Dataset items
□ □ □ □ □ □ □
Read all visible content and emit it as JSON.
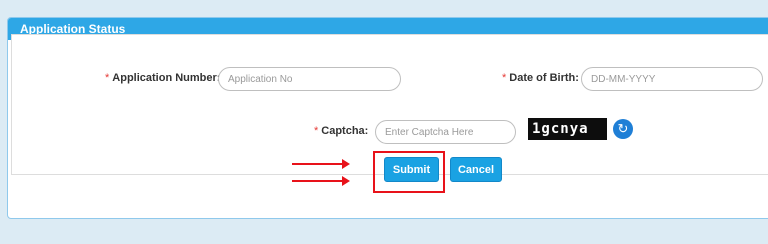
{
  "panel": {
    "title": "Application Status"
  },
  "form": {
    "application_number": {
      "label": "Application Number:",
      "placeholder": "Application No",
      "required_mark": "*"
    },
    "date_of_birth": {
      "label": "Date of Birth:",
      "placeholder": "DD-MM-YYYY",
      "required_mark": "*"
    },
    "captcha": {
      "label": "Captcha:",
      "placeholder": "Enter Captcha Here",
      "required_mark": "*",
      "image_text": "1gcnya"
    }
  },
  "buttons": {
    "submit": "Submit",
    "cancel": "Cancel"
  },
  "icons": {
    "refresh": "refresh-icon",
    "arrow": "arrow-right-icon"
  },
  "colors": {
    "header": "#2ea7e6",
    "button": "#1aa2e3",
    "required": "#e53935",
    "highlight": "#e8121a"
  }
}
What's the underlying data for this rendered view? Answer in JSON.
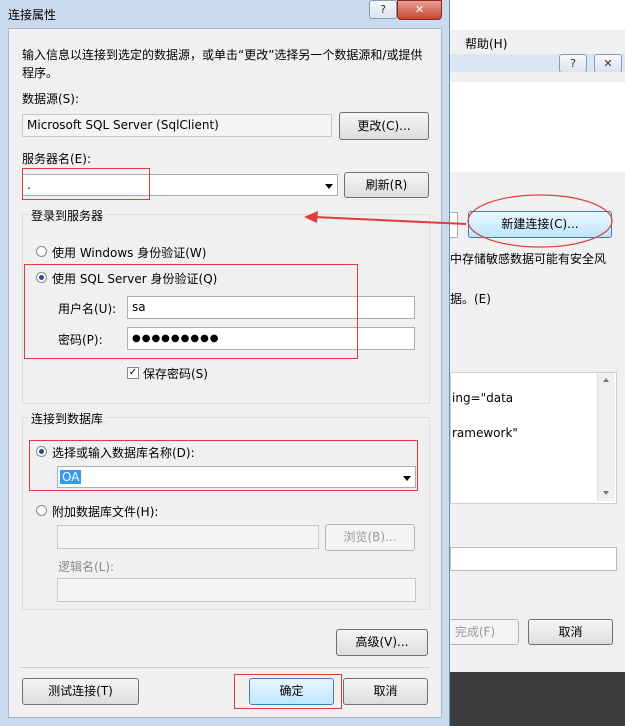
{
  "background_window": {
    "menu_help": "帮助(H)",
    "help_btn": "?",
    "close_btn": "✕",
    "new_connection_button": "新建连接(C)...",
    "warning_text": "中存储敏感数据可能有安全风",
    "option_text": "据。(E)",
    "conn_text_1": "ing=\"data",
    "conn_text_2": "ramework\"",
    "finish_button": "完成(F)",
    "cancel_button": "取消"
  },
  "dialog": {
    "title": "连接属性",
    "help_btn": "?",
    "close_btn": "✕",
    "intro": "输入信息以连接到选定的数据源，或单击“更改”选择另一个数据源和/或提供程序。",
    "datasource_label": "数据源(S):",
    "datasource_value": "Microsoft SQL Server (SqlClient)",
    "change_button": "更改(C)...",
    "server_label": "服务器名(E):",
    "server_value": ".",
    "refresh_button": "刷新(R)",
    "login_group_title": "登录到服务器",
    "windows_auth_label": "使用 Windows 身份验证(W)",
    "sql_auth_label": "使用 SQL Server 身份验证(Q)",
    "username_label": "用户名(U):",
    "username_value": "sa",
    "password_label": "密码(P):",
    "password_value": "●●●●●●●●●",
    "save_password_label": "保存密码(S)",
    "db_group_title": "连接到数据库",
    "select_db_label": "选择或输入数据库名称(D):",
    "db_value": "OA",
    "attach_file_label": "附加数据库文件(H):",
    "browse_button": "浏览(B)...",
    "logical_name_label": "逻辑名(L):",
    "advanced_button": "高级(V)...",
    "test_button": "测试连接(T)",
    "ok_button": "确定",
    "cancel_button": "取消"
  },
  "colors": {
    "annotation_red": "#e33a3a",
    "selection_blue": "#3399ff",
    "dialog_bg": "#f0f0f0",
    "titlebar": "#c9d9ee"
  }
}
□ □ □ □ □ □ □
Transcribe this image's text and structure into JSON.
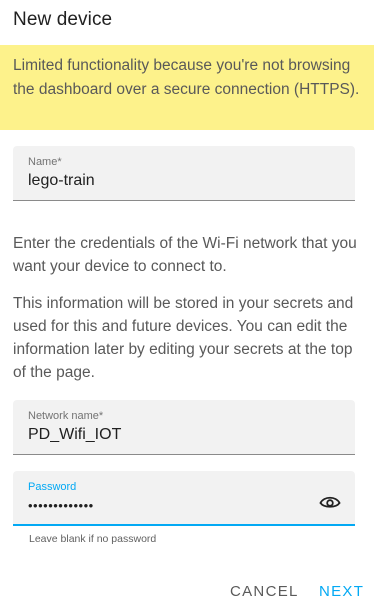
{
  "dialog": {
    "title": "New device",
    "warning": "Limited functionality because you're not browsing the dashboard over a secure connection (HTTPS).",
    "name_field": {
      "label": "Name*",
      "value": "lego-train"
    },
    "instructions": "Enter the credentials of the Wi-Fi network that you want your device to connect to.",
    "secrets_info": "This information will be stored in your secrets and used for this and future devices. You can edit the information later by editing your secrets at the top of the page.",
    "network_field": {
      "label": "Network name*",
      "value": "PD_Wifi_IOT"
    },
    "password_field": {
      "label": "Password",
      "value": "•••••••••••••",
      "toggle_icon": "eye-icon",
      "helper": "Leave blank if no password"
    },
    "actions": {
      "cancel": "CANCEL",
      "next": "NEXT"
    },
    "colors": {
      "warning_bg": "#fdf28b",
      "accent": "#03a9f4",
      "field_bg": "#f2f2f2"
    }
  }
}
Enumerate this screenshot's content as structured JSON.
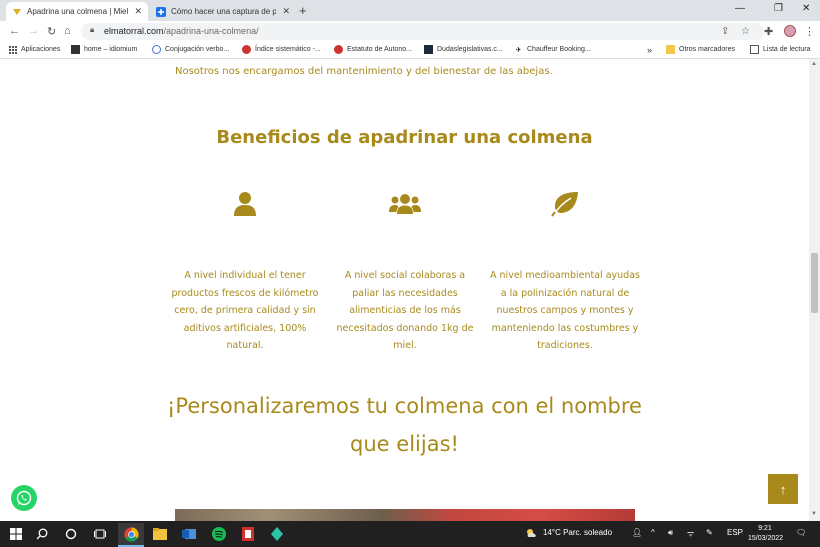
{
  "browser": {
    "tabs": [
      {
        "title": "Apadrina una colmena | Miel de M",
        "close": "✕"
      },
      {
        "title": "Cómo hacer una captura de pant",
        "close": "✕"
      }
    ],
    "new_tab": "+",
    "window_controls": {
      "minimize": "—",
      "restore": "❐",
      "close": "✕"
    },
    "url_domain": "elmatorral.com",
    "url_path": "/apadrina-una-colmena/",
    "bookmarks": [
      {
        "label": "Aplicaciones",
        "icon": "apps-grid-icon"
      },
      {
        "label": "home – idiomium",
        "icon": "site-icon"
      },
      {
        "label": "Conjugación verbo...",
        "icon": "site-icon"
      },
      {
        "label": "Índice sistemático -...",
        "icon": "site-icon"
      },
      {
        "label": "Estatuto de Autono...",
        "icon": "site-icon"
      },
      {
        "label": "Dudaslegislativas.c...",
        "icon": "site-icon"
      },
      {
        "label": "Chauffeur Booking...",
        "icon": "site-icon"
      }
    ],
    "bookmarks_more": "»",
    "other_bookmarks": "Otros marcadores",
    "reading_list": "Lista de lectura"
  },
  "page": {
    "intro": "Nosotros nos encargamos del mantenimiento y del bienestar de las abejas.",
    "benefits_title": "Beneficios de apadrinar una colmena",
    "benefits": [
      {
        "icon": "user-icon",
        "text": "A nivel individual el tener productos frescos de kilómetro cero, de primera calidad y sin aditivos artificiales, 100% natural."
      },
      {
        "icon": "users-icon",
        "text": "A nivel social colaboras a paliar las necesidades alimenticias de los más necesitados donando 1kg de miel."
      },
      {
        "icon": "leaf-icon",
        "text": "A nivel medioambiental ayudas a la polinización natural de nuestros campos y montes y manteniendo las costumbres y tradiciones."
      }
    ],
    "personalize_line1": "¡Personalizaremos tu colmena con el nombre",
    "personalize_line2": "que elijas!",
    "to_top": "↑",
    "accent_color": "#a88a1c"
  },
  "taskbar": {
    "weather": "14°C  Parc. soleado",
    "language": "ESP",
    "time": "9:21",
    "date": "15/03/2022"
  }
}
□ □ □ □ □ □ □
**Work to do:** Say, as a bare number, how many lines in the entries above include the string "natural".

**Answer to this problem:** 2